• Task statement
Would you write out the entries below, every one of them, exactly?
# start of Supplied records
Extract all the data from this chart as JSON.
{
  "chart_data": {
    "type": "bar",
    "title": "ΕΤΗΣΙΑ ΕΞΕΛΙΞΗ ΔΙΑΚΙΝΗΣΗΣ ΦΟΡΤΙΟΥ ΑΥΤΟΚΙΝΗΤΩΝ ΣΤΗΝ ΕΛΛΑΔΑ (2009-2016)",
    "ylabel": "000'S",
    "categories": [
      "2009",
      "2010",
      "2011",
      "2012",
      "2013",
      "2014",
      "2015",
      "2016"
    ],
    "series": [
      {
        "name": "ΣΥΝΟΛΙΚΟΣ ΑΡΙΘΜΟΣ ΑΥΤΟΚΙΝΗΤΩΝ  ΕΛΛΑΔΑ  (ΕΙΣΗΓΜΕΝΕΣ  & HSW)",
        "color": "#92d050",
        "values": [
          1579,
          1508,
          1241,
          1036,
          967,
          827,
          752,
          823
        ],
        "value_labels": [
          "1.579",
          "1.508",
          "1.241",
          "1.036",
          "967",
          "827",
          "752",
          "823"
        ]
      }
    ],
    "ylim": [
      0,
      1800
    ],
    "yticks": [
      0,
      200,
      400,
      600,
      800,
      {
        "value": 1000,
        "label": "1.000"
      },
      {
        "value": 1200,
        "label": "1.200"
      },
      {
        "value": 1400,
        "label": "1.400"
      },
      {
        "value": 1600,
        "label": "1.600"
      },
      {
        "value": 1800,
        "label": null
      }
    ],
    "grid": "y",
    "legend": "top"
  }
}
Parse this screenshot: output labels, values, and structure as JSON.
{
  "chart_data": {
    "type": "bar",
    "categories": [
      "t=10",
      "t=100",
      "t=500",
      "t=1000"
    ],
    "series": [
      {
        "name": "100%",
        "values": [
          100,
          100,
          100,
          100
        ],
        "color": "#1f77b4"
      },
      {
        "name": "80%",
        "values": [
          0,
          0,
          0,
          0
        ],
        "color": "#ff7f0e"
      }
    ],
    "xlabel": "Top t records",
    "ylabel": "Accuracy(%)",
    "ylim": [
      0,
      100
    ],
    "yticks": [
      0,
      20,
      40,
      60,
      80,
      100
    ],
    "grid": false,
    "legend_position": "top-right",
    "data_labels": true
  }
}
# end of Supplied records
• Solution to this task
Extract all the data from this chart as JSON.
{
  "chart_data": {
    "type": "bar",
    "title": "ΕΤΗΣΙΑ ΕΞΕΛΙΞΗ ΔΙΑΚΙΝΗΣΗΣ ΦΟΡΤΙΟΥ ΑΥΤΟΚΙΝΗΤΩΝ ΣΤΗΝ ΕΛΛΑΔΑ (2009-2016)",
    "ylabel": "000'S",
    "categories": [
      "2009",
      "2010",
      "2011",
      "2012",
      "2013",
      "2014",
      "2015",
      "2016"
    ],
    "series": [
      {
        "name": "ΣΥΝΟΛΙΚΟΣ ΑΡΙΘΜΟΣ ΑΥΤΟΚΙΝΗΤΩΝ  ΕΛΛΑΔΑ  (ΕΙΣΗΓΜΕΝΕΣ  & HSW)",
        "color": "#92d050",
        "values": [
          1579,
          1508,
          1241,
          1036,
          967,
          827,
          752,
          823
        ],
        "value_labels": [
          "1.579",
          "1.508",
          "1.241",
          "1.036",
          "967",
          "827",
          "752",
          "823"
        ]
      }
    ],
    "ylim": [
      0,
      1800
    ],
    "yticks": [
      0,
      200,
      400,
      600,
      800,
      {
        "value": 1000,
        "label": "1.000"
      },
      {
        "value": 1200,
        "label": "1.200"
      },
      {
        "value": 1400,
        "label": "1.400"
      },
      {
        "value": 1600,
        "label": "1.600"
      },
      {
        "value": 1800,
        "label": null
      }
    ],
    "grid": "y",
    "legend": "top"
  }
}
Parse this screenshot: output labels, values, and structure as JSON.
{
  "chart_data": {
    "type": "bar",
    "categories": [
      "t=10",
      "t=100",
      "t=500",
      "t=1000"
    ],
    "series": [
      {
        "name": "100%",
        "values": [
          100,
          100,
          100,
          100
        ],
        "color": "#1f77b4"
      },
      {
        "name": "80%",
        "values": [
          0,
          0,
          0,
          0
        ],
        "color": "#ff7f0e"
      }
    ],
    "xlabel": "Top t records",
    "ylabel": "Accuracy(%)",
    "ylim": [
      0,
      100
    ],
    "yticks": [
      0,
      20,
      40,
      60,
      80,
      100
    ],
    "grid": false,
    "legend_position": "top-right",
    "data_labels": true
  }
}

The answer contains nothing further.